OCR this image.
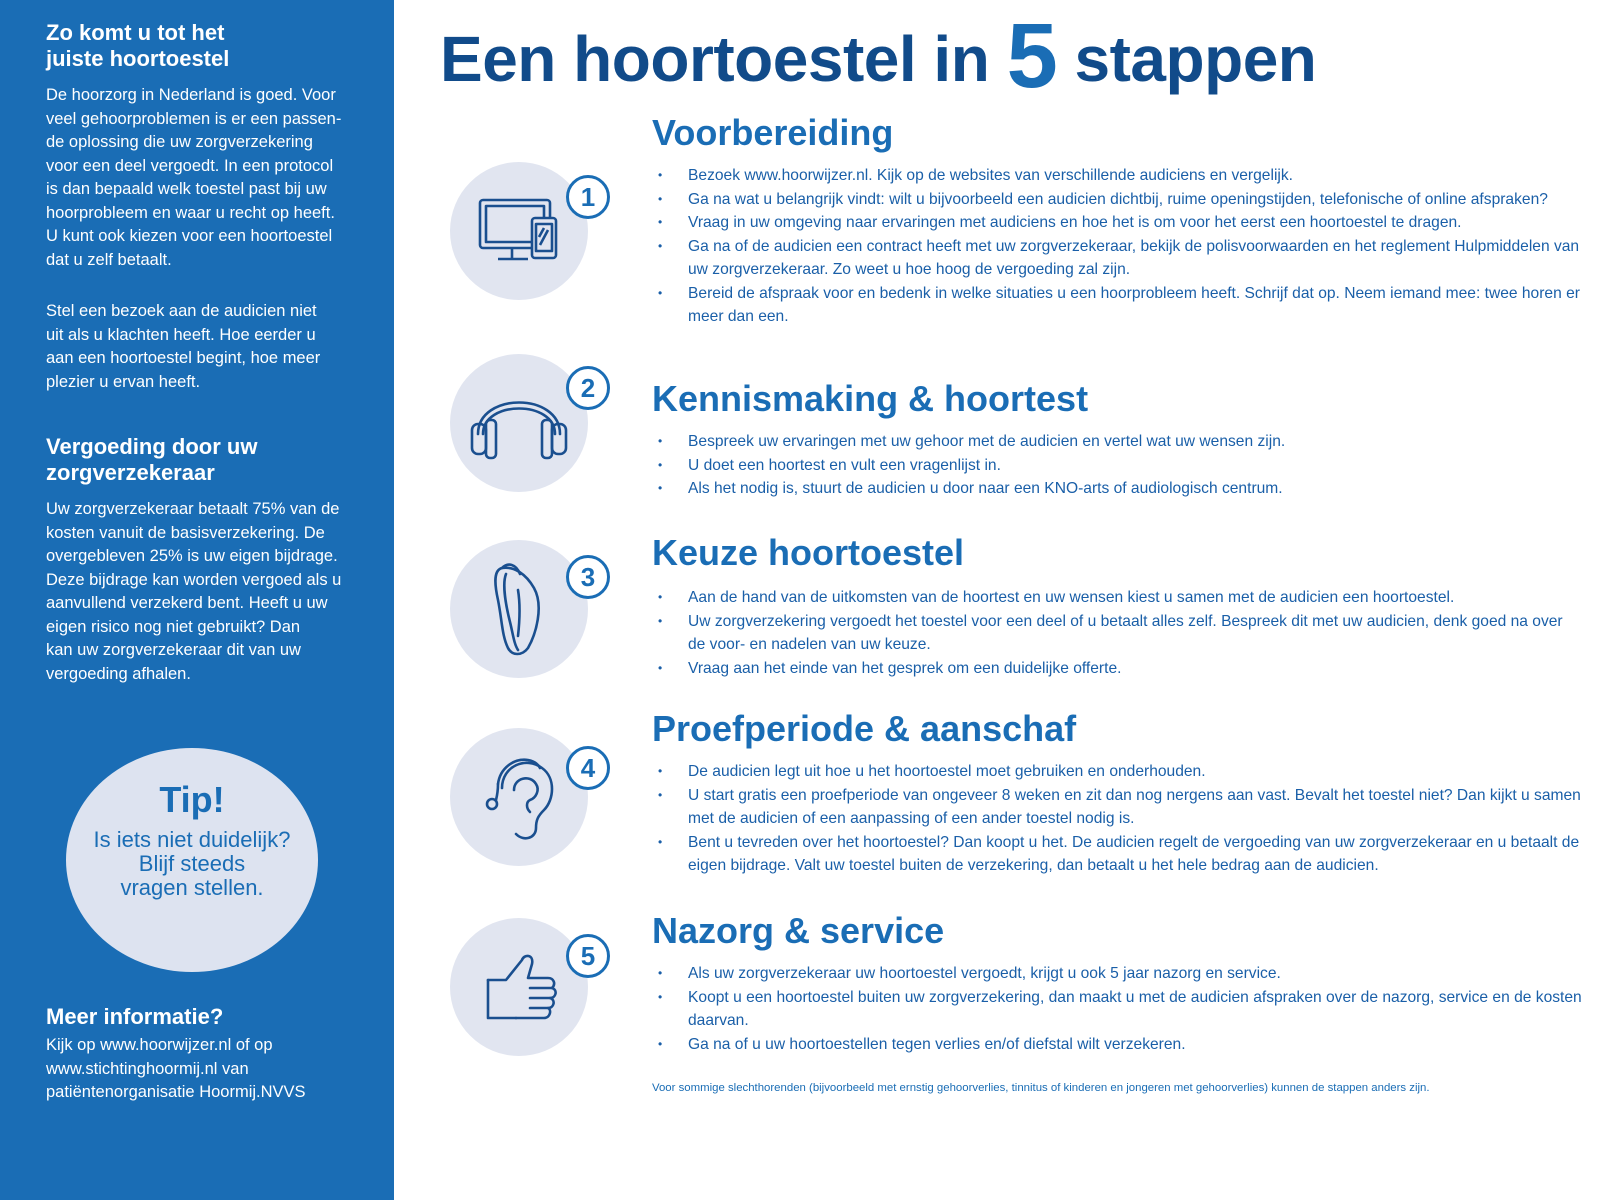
Zo komt u tot het
juiste hoortoestel

De hoorzorg in Nederland is goed. Voor
veel gehoorproblemen is er een passen-
de oplossing die uw zorgverzekering
voor een deel vergoedt. In een protocol
is dan bepaald welk toestel past bij uw
hoorprobleem en waar u recht op heeft.
U kunt ook kiezen voor een hoortoestel
dat u zelf betaalt.

Stel een bezoek aan de audicien niet
uit als u klachten heeft. Hoe eerder u
aan een hoortoestel begint, hoe meer
plezier u ervan heeft.

Vergoeding door uw
zorgverzekeraar

Uw zorgverzekeraar betaalt 75% van de
kosten vanuit de basisverzekering. De
overgebleven 25% is uw eigen bijdrage.
Deze bijdrage kan worden vergoed als u
aanvullend verzekerd bent. Heeft u uw
eigen risico nog niet gebruikt? Dan
kan uw zorgverzekeraar dit van uw
vergoeding afhalen.

Tip!
Is iets niet duidelijk?
Blijf steeds
vragen stellen.
Meer informatie?

Kijk op www.hoorwijzer.nl of op
www.stichtinghoormij.nl van
patiëntenorganisatie Hoormij.NVVS

Een hoortoestel in 5 stappen
1
2
3
4
5
Voorbereiding
• Bezoek www.hoorwijzer.nl. Kijk op de websites van verschillende audiciens en vergelijk.
• Ga na wat u belangrijk vindt: wilt u bijvoorbeeld een audicien dichtbij, ruime openingstijden, telefonische of online afspraken?
• Vraag in uw omgeving naar ervaringen met audiciens en hoe het is om voor het eerst een hoortoestel te dragen.
• Ga na of de audicien een contract heeft met uw zorgverzekeraar, bekijk de polisvoorwaarden en het reglement Hulpmiddelen van uw zorgverzekeraar. Zo weet u hoe hoog de vergoeding zal zijn.
• Bereid de afspraak voor en bedenk in welke situaties u een hoorprobleem heeft. Schrijf dat op. Neem iemand mee: twee horen er meer dan een.
Kennismaking & hoortest
• Bespreek uw ervaringen met uw gehoor met de audicien en vertel wat uw wensen zijn.
• U doet een hoortest en vult een vragenlijst in.
• Als het nodig is, stuurt de audicien u door naar een KNO-arts of audiologisch centrum.
Keuze hoortoestel
• Aan de hand van de uitkomsten van de hoortest en uw wensen kiest u samen met de audicien een hoortoestel.
• Uw zorgverzekering vergoedt het toestel voor een deel of u betaalt alles zelf. Bespreek dit met uw audicien, denk goed na over de voor- en nadelen van uw keuze.
• Vraag aan het einde van het gesprek om een duidelijke offerte.
Proefperiode & aanschaf
• De audicien legt uit hoe u het hoortoestel moet gebruiken en onderhouden.
• U start gratis een proefperiode van ongeveer 8 weken en zit dan nog nergens aan vast. Bevalt het toestel niet? Dan kijkt u samen met de audicien of een aanpassing of een ander toestel nodig is.
• Bent u tevreden over het hoortoestel? Dan koopt u het. De audicien regelt de vergoeding van uw zorgverzekeraar en u betaalt de eigen bijdrage. Valt uw toestel buiten de verzekering, dan betaalt u het hele bedrag aan de audicien.
Nazorg & service
• Als uw zorgverzekeraar uw hoortoestel vergoedt, krijgt u ook 5 jaar nazorg en service.
• Koopt u een hoortoestel buiten uw zorgverzekering, dan maakt u met de audicien afspraken over de nazorg, service en de kosten daarvan.
• Ga na of u uw hoortoestellen tegen verlies en/of diefstal wilt verzekeren.

Voor sommige slechthorenden (bijvoorbeeld met ernstig gehoorverlies, tinnitus of kinderen en jongeren met gehoorverlies) kunnen de stappen anders zijn.
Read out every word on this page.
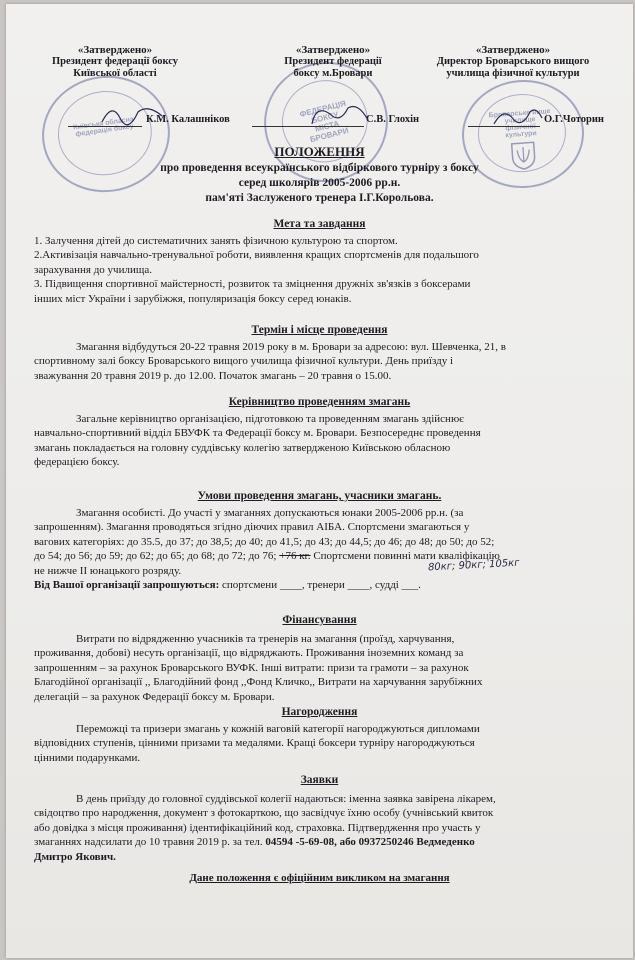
Київська обласна федерація боксу
ФЕДЕРАЦІЯ БОКСУ МІСТА БРОВАРИ
Броварське вище училище фізичної культури
«Затверджено»
Президент федерації боксу
Київської області
«Затверджено»
Президент федерації
боксу м.Бровари
«Затверджено»
Директор Броварського вищого
училища фізичної культури
К.М. Калашніков	С.В. Глохін	О.Г.Чоторин
ПОЛОЖЕННЯ
про проведення всеукраїнського відбіркового турніру з боксу
серед школярів 2005-2006 рр.н.
пам'яті Заслуженого тренера І.Г.Корольова.
Мета та завдання
1. Залучення дітей до систематичних занять фізичною культурою та спортом.
2.Активізація навчально-тренувальної роботи, виявлення кращих спортсменів для подальшого
зарахування до училища.
3. Підвищення спортивної майстерності, розвиток та зміцнення дружніх зв'язків з боксерами
інших міст України і зарубіжжя, популяризація боксу серед юнаків.
Термін і місце проведення
Змагання відбудуться 20-22 травня 2019 року в м. Бровари за адресою: вул. Шевченка, 21, в
спортивному залі боксу Броварського вищого училища фізичної культури. День приїзду і
зважування 20 травня 2019 р. до 12.00. Початок змагань – 20 травня о 15.00.
Керівництво проведенням змагань
Загальне керівництво організацією, підготовкою та проведенням змагань здійснює
навчально-спортивний відділ БВУФК та Федерації боксу м. Бровари. Безпосереднє проведення
змагань покладається на головну суддівську колегію затвердженою Київською обласною
федерацією боксу.
Умови проведення змагань, учасники змагань.
Змагання особисті. До участі у змаганнях допускаються юнаки 2005-2006 рр.н. (за
запрошенням). Змагання проводяться згідно діючих правил AIБA. Спортсмени змагаються у
вагових категоріях: до 35.5, до 37; до 38,5; до 40; до 41,5; до 43; до 44,5; до 46; до 48; до 50; до 52;
до 54; до 56; до 59; до 62; до 65; до 68; до 72; до 76; +76 кг. Спортсмени повинні мати кваліфікацію
не нижче ІІ юнацького розряду.
Від Вашої організації запрошуються: спортсмени ____, тренери ____, судді ___.
80кг; 90кг; 105кг
Фінансування
Витрати по відрядженню учасників та тренерів на змагання (проїзд, харчування,
проживання, добові) несуть організації, що відряджають. Проживання іноземних команд за
запрошенням – за рахунок Броварського ВУФК. Інші витрати: призи та грамоти – за рахунок
Благодійної організації ,, Благодійний фонд ,,Фонд Кличко,, Витрати на харчування зарубіжних
делегацій – за рахунок Федерації боксу м. Бровари.
Нагородження
Переможці та призери змагань у кожній ваговій категорії нагороджуються дипломами
відповідних ступенів, цінними призами та медалями. Кращі боксери турніру нагороджуються
цінними подарунками.
Заявки
В день приїзду до головної суддівської колегії надаються: іменна заявка завірена лікарем,
свідоцтво про народження, документ з фотокарткою, що засвідчує їхню особу (учнівський квиток
або довідка з місця проживання) ідентифікаційний код, страховка. Підтвердження про участь у
змаганнях надсилати до 10 травня 2019 р. за тел. 04594 -5-69-08, або 0937250246 Ведмеденко
Дмитро Якович.
Дане положення є офіційним викликом на змагання
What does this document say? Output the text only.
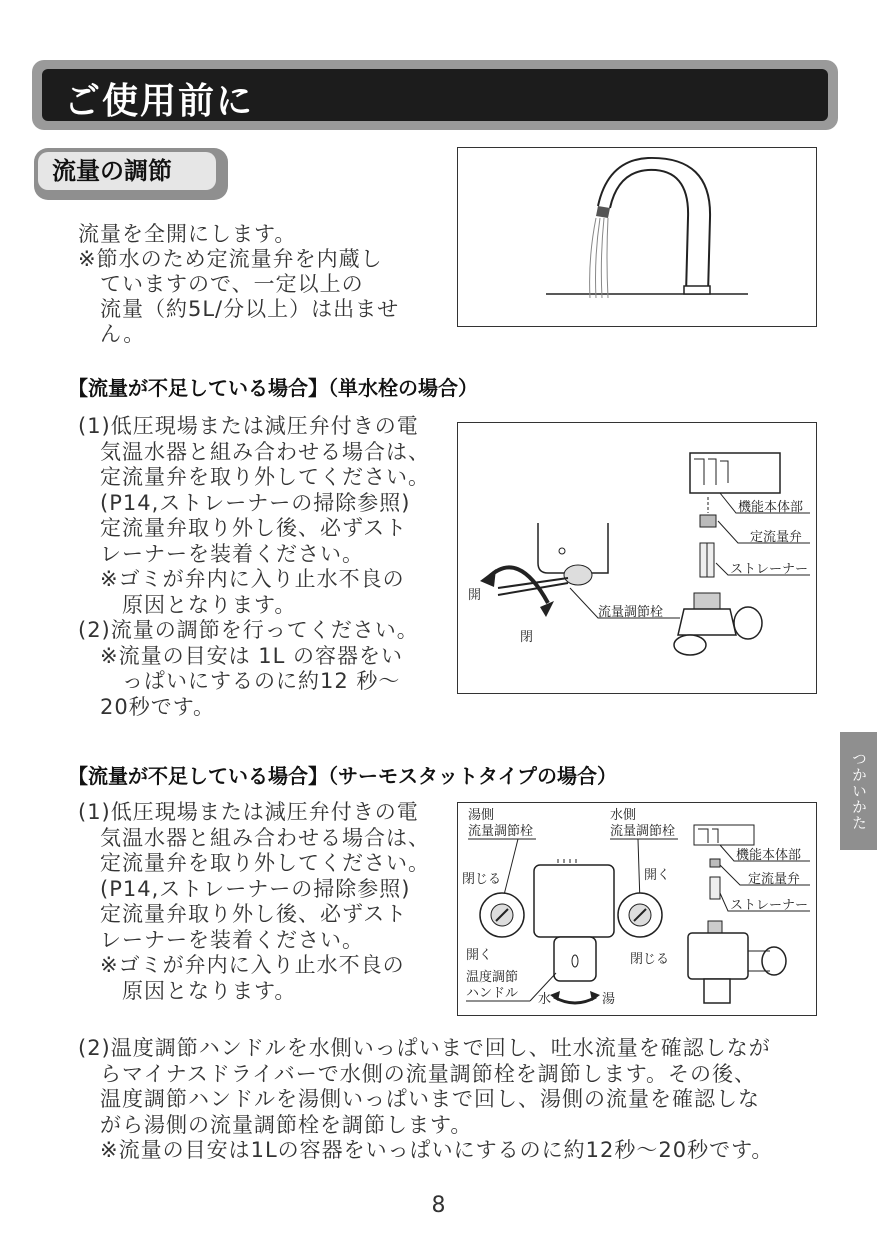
ご使用前に
流量の調節
流量を全開にします。
※節水のため定流量弁を内蔵し
ていますので、一定以上の
流量（約5L/分以上）は出ませ
ん。
【流量が不足している場合】（単水栓の場合）
(1)低圧現場または減圧弁付きの電
気温水器と組み合わせる場合は、
定流量弁を取り外してください。
(P14,ストレーナーの掃除参照)
定流量弁取り外し後、必ずスト
レーナーを装着ください。
※ゴミが弁内に入り止水不良の
原因となります。
(2)流量の調節を行ってください。
※流量の目安は 1L の容器をい
っぱいにするのに約12 秒～
20秒です。
開
閉
流量調節栓
機能本体部
定流量弁
ストレーナー
【流量が不足している場合】（サーモスタットタイプの場合）
(1)低圧現場または減圧弁付きの電
気温水器と組み合わせる場合は、
定流量弁を取り外してください。
(P14,ストレーナーの掃除参照)
定流量弁取り外し後、必ずスト
レーナーを装着ください。
※ゴミが弁内に入り止水不良の
原因となります。
湯側
流量調節栓
水側
流量調節栓
閉じる
開く
開く
閉じる
温度調節
ハンドル 水	湯
機能本体部
定流量弁
ストレーナー
(2)温度調節ハンドルを水側いっぱいまで回し、吐水流量を確認しなが
らマイナスドライバーで水側の流量調節栓を調節します。その後、
温度調節ハンドルを湯側いっぱいまで回し、湯側の流量を確認しな
がら湯側の流量調節栓を調節します。
※流量の目安は1Lの容器をいっぱいにするのに約12秒～20秒です。
つかいかた
8
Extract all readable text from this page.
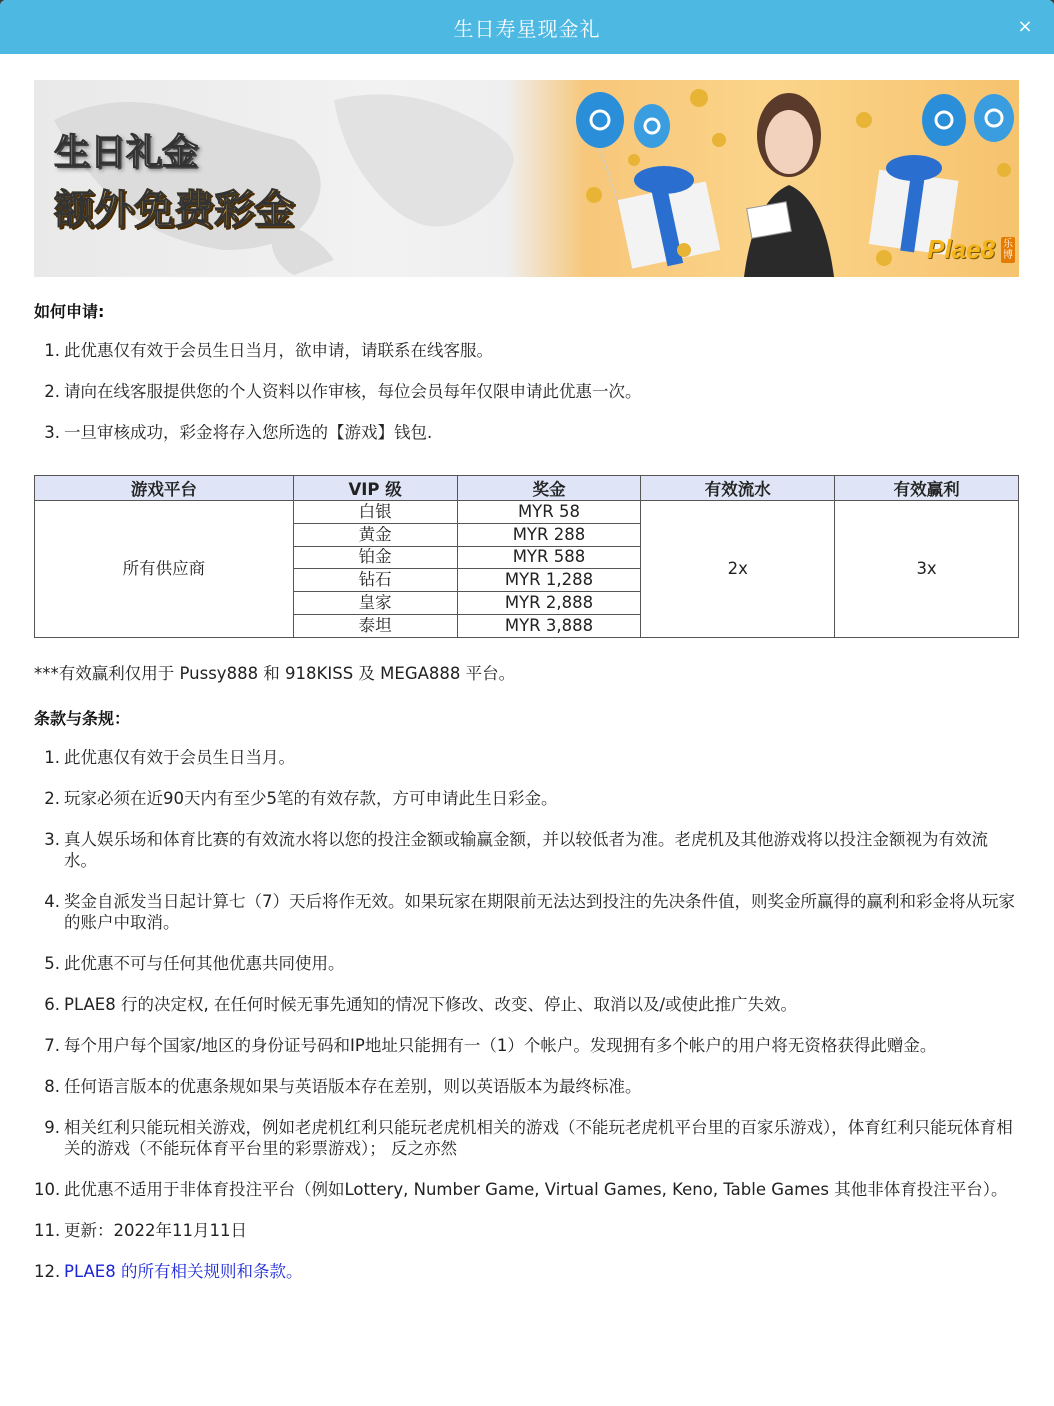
生日寿星现金礼	×
生日礼金
额外免费彩金
Plae8 乐博
如何申请:
1. 此优惠仅有效于会员生日当月，欲申请，请联系在线客服。
2. 请向在线客服提供您的个人资料以作审核，每位会员每年仅限申请此优惠一次。
3. 一旦审核成功，彩金将存入您所选的【游戏】钱包.
游戏平台	VIP 级	奖金	有效流水	有效赢利
所有供应商	白银	MYR 58	2x	3x
	黄金	MYR 288		
	铂金	MYR 588		
	钻石	MYR 1,288		
	皇家	MYR 2,888		
	泰坦	MYR 3,888		

***有效赢利仅用于 Pussy888 和 918KISS 及 MEGA888 平台。

条款与条规：
1. 此优惠仅有效于会员生日当月。
2. 玩家必须在近90天内有至少5笔的有效存款，方可申请此生日彩金。
3. 真人娱乐场和体育比赛的有效流水将以您的投注金额或输赢金额，并以较低者为准。老虎机及其他游戏将以投注金额视为有效流水。
4. 奖金自派发当日起计算七（7）天后将作无效。如果玩家在期限前无法达到投注的先决条件值，则奖金所赢得的赢利和彩金将从玩家的账户中取消。
5. 此优惠不可与任何其他优惠共同使用。
6. PLAE8 行的决定权, 在任何时候无事先通知的情况下修改、改变、停止、取消以及/或使此推广失效。
7. 每个用户每个国家/地区的身份证号码和IP地址只能拥有一（1）个帐户。发现拥有多个帐户的用户将无资格获得此赠金。
8. 任何语言版本的优惠条规如果与英语版本存在差别，则以英语版本为最终标准。
9. 相关红利只能玩相关游戏，例如老虎机红利只能玩老虎机相关的游戏（不能玩老虎机平台里的百家乐游戏），体育红利只能玩体育相关的游戏（不能玩体育平台里的彩票游戏）； 反之亦然
10. 此优惠不适用于非体育投注平台（例如Lottery, Number Game, Virtual Games, Keno, Table Games 其他非体育投注平台）。
11. 更新：2022年11月11日
12. PLAE8 的所有相关规则和条款。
______________________________
→ **Goal**
Pick out the lines containing the word "vergoedt" and show them.

→ **Written solution**
voor een deel vergoedt. In een protocol
• Uw zorgverzekering vergoedt het toestel voor een deel of u betaalt alles zelf. Bespreek dit met uw audicien, denk goed na over de voor- en nadelen van uw keuze.
• Als uw zorgverzekeraar uw hoortoestel vergoedt, krijgt u ook 5 jaar nazorg en service.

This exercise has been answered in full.